#### Stored data:
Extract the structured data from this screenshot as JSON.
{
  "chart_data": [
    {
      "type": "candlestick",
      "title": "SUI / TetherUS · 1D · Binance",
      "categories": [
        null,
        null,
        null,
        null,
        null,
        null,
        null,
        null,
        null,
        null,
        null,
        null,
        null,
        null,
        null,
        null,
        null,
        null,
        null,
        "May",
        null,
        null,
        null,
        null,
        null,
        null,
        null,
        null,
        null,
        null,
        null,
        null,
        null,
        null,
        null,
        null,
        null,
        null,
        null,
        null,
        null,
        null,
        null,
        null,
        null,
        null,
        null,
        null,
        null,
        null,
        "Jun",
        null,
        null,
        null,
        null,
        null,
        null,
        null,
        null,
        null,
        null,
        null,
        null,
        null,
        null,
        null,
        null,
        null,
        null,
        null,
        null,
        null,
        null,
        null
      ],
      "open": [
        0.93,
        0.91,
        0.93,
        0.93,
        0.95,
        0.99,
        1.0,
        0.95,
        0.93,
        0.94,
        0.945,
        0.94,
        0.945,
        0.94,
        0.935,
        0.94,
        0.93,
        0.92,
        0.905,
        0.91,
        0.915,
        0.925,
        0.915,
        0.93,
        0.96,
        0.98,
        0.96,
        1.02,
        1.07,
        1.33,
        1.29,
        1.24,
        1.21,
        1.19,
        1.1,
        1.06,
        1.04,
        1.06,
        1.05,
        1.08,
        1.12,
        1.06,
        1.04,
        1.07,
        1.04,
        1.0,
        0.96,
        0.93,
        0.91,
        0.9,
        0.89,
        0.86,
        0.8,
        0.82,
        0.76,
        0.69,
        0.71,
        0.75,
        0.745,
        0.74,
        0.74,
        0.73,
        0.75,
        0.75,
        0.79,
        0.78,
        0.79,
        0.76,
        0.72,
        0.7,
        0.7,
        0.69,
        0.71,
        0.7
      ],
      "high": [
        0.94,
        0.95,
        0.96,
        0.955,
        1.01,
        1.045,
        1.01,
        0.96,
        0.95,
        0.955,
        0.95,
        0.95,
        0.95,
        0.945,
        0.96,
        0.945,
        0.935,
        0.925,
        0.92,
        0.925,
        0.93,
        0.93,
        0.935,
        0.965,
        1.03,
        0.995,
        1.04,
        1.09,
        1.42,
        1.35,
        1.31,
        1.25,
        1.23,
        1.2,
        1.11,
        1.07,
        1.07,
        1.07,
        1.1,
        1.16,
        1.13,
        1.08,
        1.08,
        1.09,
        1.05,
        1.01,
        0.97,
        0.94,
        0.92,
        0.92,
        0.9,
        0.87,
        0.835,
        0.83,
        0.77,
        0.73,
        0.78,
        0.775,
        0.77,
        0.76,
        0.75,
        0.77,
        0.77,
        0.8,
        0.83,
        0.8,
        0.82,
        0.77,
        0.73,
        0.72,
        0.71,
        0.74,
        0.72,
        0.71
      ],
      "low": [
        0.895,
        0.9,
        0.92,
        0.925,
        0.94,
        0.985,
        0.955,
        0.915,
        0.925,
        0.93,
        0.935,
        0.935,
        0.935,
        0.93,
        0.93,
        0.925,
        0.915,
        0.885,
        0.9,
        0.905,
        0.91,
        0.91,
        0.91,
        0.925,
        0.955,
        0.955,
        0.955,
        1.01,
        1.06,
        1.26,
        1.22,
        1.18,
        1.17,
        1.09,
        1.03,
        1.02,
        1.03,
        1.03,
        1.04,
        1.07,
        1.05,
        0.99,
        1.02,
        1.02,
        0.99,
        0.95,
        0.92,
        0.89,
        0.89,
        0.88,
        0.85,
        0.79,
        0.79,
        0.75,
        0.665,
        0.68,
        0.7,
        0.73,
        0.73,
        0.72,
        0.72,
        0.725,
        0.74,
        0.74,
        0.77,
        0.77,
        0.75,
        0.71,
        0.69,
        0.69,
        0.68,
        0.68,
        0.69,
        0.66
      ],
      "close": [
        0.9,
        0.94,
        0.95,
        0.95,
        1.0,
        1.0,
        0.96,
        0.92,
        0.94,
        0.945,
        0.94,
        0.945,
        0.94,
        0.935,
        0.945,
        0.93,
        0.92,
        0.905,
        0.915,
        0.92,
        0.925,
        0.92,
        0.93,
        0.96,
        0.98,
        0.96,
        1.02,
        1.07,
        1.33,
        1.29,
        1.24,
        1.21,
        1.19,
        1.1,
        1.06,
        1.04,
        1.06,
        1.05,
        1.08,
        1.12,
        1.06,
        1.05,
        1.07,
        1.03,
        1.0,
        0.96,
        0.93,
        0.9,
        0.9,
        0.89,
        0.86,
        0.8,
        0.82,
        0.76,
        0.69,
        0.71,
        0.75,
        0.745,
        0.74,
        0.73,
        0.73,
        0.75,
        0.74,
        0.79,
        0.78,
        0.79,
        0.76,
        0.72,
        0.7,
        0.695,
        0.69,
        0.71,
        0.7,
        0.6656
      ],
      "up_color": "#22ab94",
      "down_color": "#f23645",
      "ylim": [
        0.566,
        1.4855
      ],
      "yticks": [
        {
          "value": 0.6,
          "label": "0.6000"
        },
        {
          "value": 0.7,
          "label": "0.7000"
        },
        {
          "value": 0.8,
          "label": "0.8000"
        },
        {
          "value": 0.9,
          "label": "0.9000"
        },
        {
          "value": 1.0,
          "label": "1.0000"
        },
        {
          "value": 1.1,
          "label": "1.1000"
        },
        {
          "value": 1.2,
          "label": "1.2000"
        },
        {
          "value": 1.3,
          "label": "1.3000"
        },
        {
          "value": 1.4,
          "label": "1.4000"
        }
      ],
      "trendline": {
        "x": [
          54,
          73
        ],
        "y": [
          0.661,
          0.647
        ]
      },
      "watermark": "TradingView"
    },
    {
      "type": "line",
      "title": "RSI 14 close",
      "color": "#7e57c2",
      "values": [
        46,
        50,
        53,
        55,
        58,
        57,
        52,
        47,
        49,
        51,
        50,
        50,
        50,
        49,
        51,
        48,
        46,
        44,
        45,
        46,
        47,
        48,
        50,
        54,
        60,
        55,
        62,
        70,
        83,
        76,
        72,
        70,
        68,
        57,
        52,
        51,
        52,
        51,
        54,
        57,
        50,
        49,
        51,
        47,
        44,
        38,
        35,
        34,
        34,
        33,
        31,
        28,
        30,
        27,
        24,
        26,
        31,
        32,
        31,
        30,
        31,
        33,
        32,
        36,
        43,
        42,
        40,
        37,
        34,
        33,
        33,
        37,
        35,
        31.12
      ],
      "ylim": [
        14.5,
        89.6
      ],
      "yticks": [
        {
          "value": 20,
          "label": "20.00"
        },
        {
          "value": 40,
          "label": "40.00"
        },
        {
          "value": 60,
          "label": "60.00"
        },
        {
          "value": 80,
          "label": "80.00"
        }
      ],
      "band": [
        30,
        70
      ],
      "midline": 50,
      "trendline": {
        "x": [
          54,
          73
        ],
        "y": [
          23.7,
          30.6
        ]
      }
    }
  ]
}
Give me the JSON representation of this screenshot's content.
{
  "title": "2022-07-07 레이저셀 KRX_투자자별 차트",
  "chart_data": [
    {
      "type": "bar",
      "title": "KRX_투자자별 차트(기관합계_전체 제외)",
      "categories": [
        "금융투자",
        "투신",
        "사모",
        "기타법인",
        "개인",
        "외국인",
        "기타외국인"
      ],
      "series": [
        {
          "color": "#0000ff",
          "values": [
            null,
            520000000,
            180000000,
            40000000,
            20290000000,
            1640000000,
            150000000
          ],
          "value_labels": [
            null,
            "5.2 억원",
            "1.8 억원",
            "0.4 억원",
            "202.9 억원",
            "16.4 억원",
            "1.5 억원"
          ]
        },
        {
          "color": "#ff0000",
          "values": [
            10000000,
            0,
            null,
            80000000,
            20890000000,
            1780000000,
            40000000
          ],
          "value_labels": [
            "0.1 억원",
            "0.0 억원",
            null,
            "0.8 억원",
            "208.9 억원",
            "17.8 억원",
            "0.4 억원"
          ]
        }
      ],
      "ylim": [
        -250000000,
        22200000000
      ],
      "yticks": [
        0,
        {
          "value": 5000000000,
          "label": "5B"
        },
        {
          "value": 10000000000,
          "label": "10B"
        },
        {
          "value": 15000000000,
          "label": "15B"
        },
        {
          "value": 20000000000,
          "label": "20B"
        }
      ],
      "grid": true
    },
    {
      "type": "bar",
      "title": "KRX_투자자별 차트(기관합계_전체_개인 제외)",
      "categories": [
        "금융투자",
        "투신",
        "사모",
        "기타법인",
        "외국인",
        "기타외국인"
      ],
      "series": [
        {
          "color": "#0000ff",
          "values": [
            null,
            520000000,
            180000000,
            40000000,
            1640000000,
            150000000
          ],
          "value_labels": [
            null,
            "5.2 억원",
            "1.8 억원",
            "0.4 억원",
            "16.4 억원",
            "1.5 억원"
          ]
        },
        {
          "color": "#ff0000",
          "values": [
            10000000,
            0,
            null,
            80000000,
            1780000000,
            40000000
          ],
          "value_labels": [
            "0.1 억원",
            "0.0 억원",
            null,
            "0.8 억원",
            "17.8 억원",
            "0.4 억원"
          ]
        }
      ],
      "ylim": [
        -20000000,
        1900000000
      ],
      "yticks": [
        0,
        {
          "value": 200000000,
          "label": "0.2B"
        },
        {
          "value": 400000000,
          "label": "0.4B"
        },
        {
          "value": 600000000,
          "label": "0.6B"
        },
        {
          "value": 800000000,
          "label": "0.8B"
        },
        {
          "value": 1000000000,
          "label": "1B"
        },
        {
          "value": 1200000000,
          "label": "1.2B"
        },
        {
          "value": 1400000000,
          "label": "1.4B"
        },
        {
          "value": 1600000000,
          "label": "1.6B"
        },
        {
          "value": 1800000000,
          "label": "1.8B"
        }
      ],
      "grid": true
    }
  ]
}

#### Task objective:
Lines of the material that contain the word "title" are to be gathered.

#### Solution to this problem:
      "title": "SUI / TetherUS · 1D · Binance",
      "title": "RSI 14 close",
  "title": "2022-07-07 레이저셀 KRX_투자자별 차트",
      "title": "KRX_투자자별 차트(기관합계_전체 제외)",
      "title": "KRX_투자자별 차트(기관합계_전체_개인 제외)",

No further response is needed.